→ **Data for processing**:
---*---

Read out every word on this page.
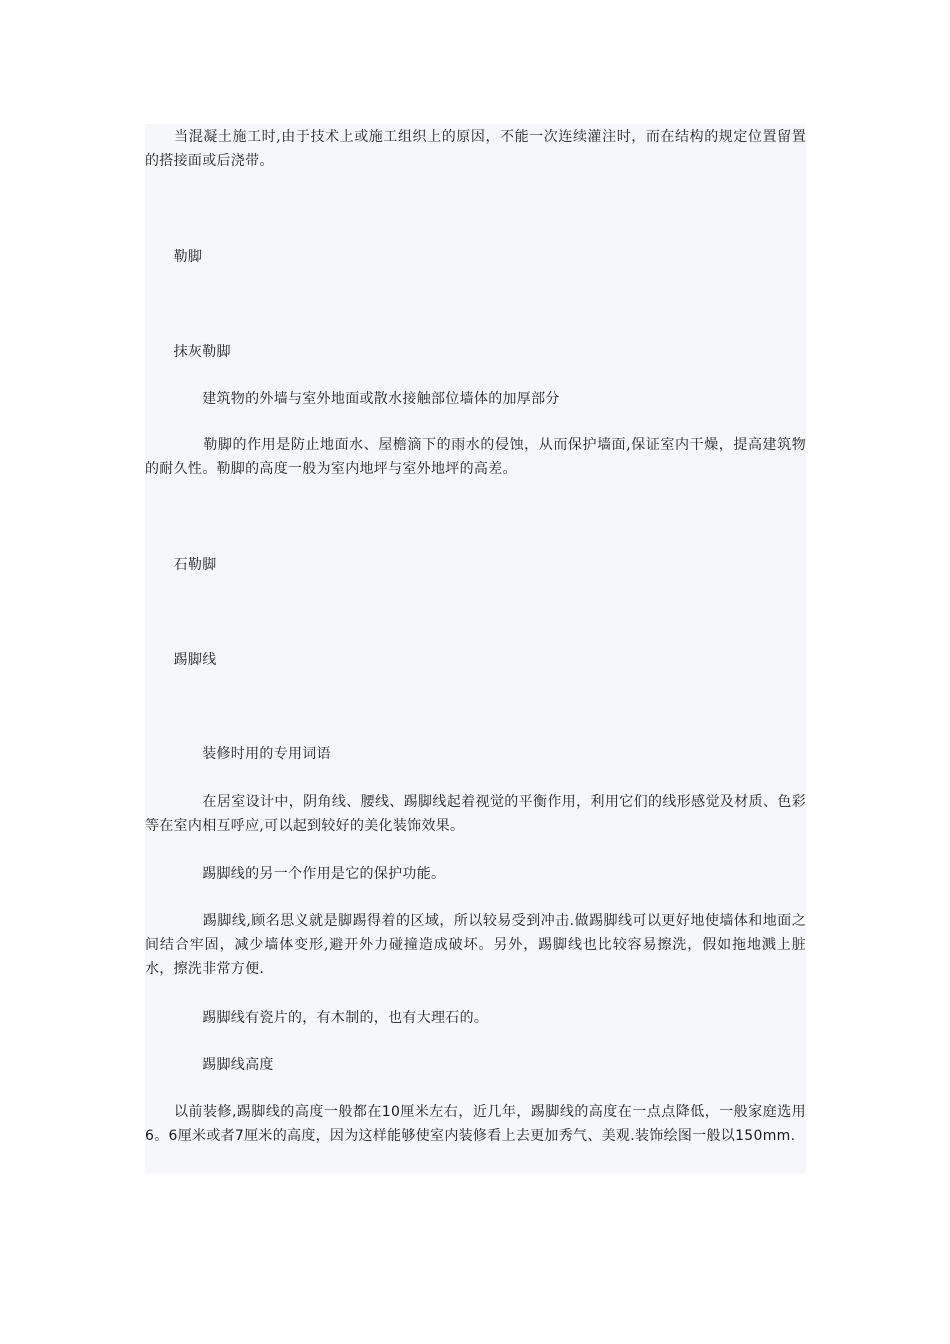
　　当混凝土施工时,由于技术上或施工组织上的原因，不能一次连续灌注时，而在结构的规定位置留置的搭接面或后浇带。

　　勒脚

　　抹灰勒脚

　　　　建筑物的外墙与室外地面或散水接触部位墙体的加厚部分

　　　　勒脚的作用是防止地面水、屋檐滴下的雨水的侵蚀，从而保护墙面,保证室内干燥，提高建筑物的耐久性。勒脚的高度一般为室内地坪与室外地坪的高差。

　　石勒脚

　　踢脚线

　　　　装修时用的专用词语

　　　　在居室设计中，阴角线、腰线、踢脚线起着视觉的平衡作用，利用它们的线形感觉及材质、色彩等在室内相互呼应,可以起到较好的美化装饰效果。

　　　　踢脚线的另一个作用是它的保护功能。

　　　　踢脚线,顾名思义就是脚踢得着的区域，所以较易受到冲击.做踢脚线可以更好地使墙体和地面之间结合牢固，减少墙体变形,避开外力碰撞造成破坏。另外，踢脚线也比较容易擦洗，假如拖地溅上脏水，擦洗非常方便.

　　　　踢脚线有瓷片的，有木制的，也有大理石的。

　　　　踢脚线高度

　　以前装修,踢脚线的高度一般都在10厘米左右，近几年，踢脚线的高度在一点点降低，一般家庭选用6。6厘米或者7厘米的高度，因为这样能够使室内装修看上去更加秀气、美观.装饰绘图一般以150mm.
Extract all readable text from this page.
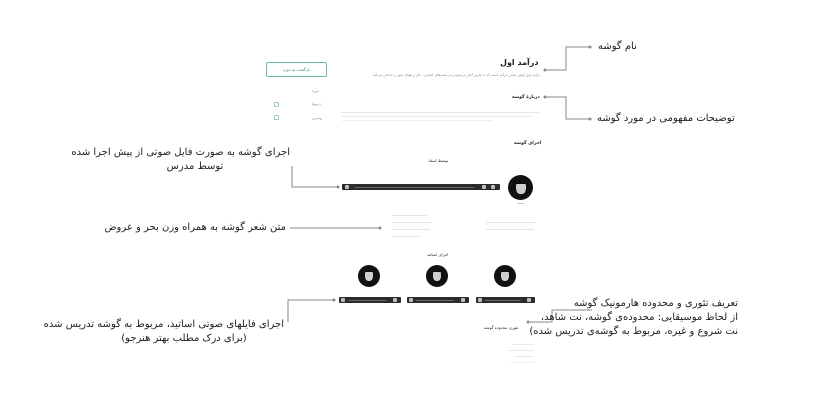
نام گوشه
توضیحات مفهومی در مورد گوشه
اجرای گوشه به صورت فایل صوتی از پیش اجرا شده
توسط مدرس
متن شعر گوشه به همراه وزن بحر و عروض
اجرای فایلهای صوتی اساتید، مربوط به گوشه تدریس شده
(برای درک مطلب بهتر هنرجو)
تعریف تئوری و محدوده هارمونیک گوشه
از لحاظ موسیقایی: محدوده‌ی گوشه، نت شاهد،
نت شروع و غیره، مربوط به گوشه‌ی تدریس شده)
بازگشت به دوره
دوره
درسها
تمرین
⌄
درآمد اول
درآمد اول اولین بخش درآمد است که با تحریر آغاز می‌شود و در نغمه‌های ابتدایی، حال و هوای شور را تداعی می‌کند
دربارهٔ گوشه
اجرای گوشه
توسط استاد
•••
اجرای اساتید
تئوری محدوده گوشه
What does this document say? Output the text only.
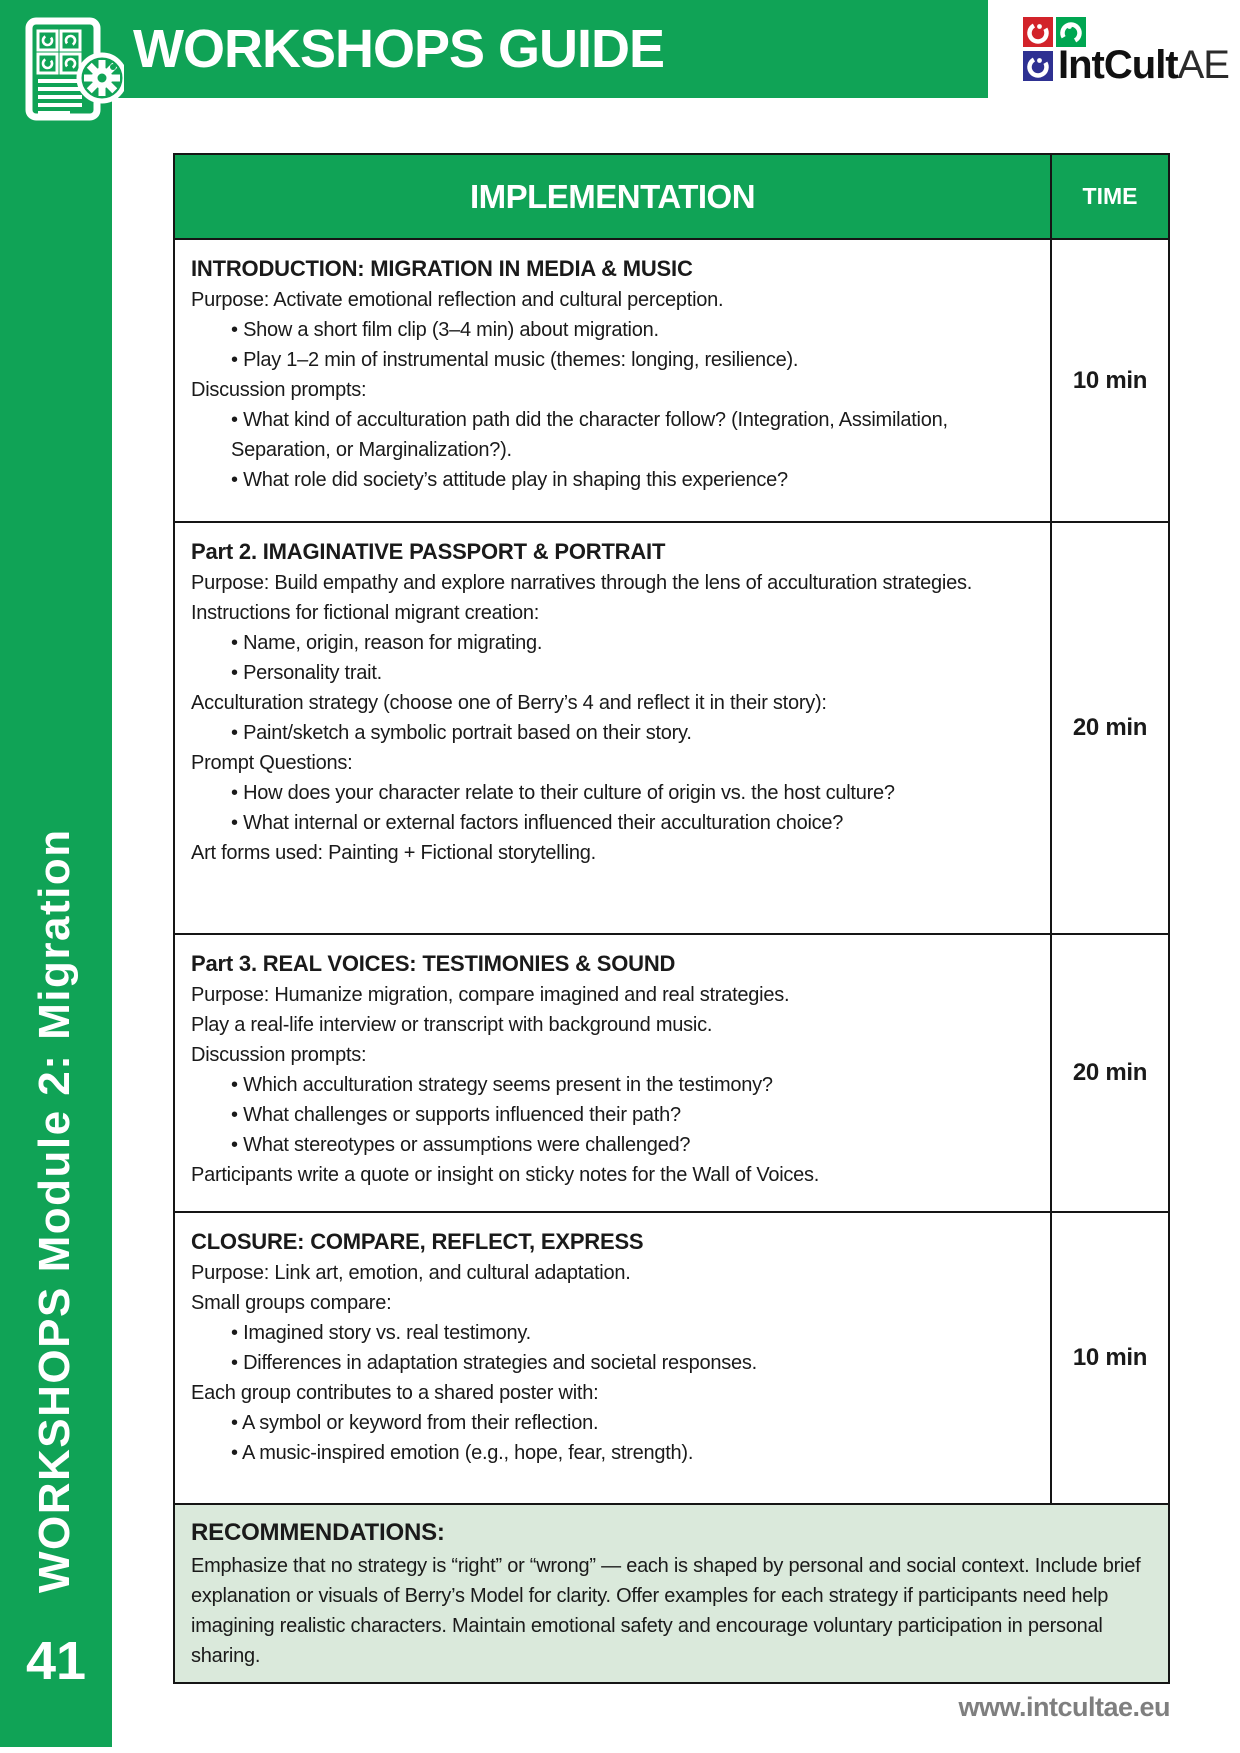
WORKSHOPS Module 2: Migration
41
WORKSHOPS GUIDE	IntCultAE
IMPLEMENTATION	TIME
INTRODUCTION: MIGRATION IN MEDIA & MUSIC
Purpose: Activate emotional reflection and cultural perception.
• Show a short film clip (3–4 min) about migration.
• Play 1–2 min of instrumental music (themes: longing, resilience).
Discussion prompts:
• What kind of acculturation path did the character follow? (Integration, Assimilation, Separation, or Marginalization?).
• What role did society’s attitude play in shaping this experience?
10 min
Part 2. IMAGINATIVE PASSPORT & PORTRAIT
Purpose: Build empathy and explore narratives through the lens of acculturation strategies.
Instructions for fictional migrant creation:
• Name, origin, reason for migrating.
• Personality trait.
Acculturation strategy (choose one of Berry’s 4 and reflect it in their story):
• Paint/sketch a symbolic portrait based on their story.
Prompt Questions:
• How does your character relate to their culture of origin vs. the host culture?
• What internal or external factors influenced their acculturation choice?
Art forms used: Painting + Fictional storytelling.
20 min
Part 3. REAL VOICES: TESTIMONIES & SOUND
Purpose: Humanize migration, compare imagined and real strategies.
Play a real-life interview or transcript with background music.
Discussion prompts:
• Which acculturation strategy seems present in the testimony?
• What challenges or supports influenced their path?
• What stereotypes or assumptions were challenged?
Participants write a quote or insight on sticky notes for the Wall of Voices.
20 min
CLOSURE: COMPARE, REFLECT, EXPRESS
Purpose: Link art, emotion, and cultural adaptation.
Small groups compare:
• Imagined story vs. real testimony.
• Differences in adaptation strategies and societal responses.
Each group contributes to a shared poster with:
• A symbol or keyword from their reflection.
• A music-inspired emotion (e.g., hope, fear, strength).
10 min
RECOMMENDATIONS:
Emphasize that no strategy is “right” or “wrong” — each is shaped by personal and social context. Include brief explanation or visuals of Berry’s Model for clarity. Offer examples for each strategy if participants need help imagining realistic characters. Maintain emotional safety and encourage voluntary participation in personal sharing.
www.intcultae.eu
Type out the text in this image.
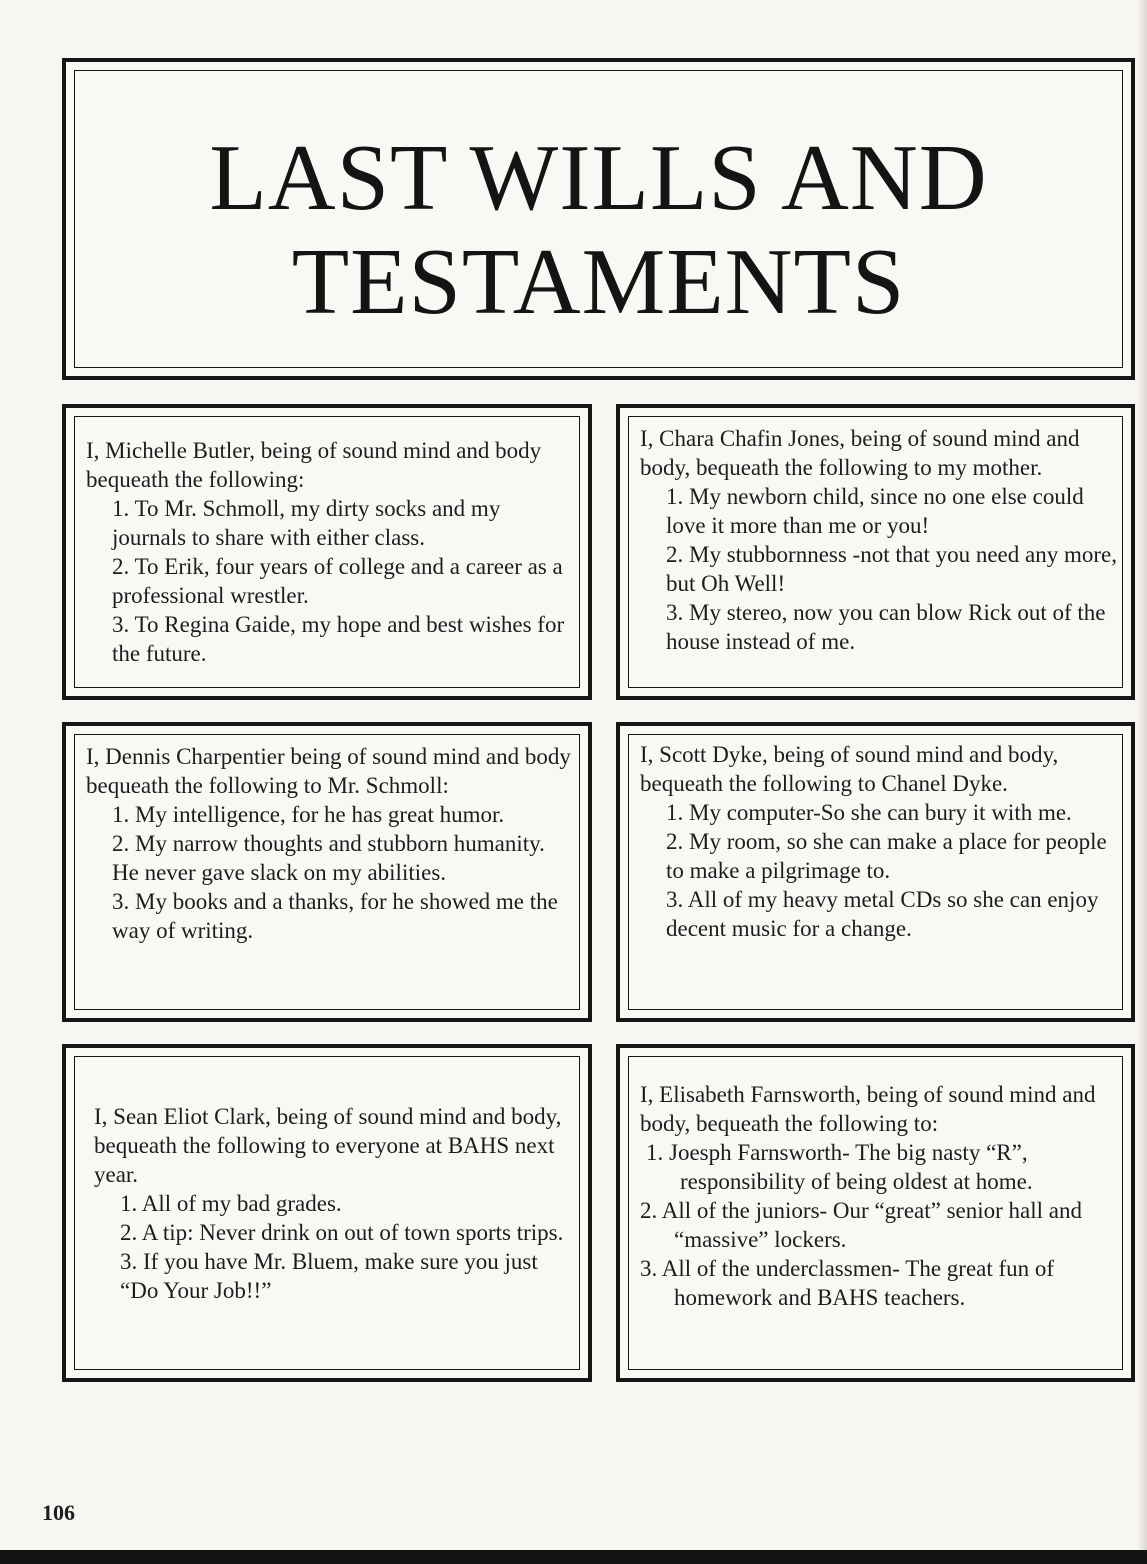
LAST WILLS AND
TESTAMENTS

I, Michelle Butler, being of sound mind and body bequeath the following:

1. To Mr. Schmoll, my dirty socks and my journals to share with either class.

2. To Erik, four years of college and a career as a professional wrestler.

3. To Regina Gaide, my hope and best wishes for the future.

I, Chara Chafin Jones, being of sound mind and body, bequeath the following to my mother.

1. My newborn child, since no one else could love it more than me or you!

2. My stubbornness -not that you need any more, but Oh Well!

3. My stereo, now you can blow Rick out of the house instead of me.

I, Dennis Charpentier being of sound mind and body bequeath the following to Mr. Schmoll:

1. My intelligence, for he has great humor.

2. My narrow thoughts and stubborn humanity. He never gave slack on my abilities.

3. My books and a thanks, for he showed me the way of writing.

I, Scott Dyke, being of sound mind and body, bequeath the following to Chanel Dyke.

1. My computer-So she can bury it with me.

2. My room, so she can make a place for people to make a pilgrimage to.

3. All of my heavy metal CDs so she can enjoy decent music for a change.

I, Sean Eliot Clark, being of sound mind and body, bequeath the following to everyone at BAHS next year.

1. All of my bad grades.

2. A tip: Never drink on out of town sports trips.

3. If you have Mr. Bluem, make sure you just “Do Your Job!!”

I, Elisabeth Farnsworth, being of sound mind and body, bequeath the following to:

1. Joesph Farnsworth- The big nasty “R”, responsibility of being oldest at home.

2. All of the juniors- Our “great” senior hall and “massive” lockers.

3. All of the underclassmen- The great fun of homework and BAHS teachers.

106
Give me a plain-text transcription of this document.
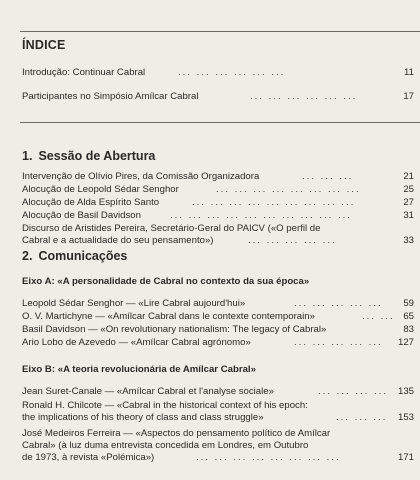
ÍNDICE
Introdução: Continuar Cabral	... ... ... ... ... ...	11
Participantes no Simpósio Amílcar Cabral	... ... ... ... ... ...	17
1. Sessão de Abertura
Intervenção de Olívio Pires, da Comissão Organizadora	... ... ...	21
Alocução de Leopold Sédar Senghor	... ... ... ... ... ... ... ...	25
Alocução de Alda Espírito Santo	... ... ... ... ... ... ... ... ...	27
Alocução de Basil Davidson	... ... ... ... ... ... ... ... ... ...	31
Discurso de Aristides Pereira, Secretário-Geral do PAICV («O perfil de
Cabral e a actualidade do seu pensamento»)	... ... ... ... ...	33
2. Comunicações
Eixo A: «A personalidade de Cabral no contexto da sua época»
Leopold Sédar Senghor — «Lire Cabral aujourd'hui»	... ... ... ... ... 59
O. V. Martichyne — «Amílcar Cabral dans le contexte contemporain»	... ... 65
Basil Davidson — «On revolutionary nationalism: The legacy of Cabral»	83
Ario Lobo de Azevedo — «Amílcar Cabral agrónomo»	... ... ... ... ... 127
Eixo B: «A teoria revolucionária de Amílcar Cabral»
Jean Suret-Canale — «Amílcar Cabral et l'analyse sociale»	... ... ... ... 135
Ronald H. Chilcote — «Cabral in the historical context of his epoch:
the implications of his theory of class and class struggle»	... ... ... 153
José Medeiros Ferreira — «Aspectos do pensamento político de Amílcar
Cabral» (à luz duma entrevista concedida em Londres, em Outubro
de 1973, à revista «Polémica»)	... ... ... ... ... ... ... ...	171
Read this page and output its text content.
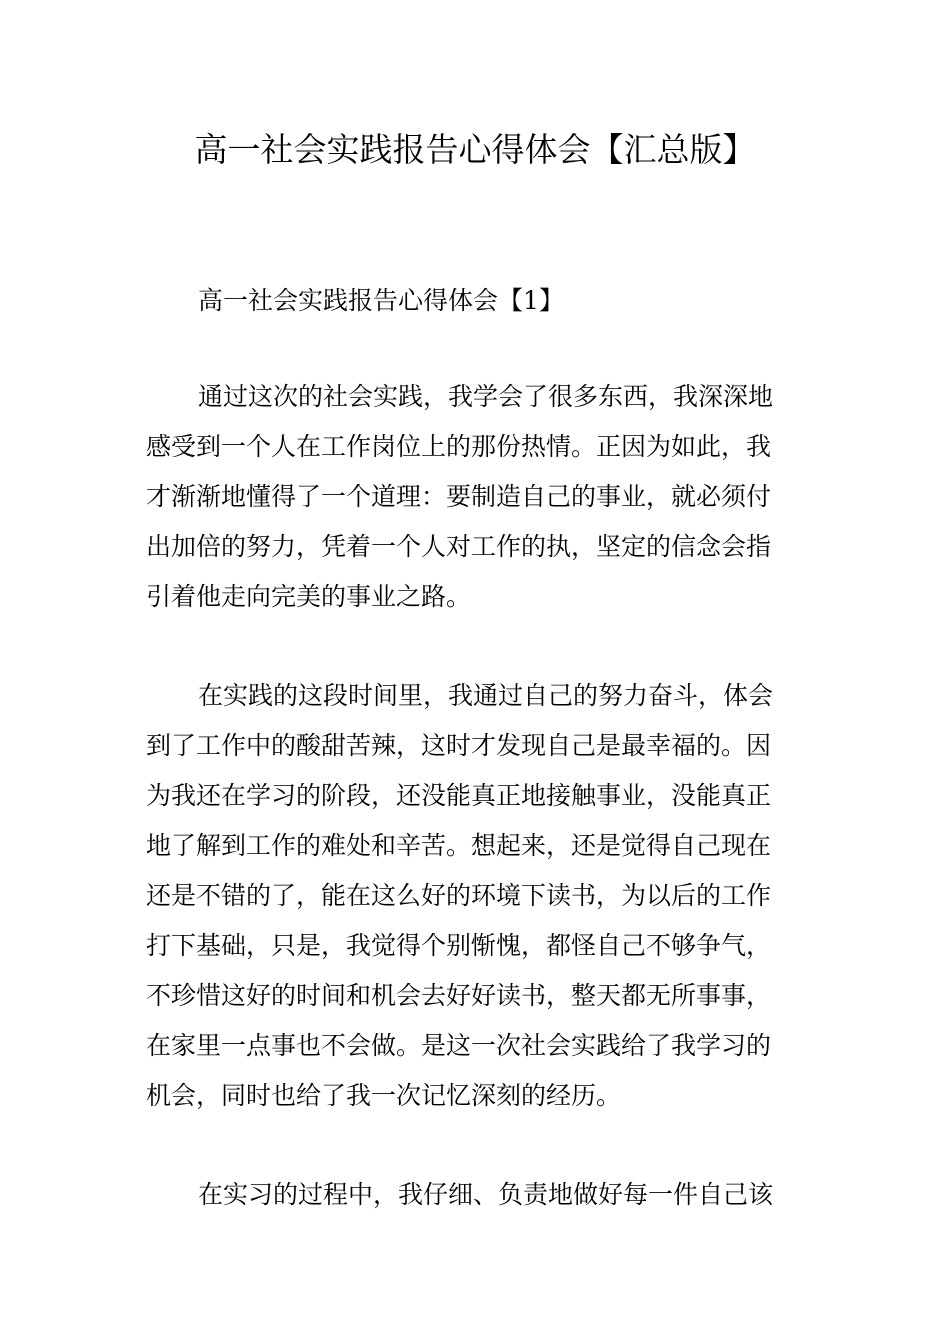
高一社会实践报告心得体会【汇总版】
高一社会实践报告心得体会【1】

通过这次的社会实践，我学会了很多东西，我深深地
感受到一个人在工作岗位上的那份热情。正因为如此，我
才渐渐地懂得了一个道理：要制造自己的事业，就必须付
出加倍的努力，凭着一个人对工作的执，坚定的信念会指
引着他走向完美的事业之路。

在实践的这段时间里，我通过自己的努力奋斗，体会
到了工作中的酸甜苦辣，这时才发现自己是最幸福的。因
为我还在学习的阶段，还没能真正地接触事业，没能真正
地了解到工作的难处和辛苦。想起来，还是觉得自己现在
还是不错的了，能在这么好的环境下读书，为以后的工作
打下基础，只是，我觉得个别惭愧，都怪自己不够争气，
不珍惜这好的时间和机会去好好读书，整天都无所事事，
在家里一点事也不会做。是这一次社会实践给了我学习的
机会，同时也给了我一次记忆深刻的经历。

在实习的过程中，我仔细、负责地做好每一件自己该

---*---

→ **Written instruction**:
Scan the listing above and identify each line holding the string "Sédar"; copy every such line.

→ **Complete response**:
Alocução de Leopold Sédar Senghor	... ... ... ... ... ... ... ...	25
Leopold Sédar Senghor — «Lire Cabral aujourd'hui»	... ... ... ... ... 59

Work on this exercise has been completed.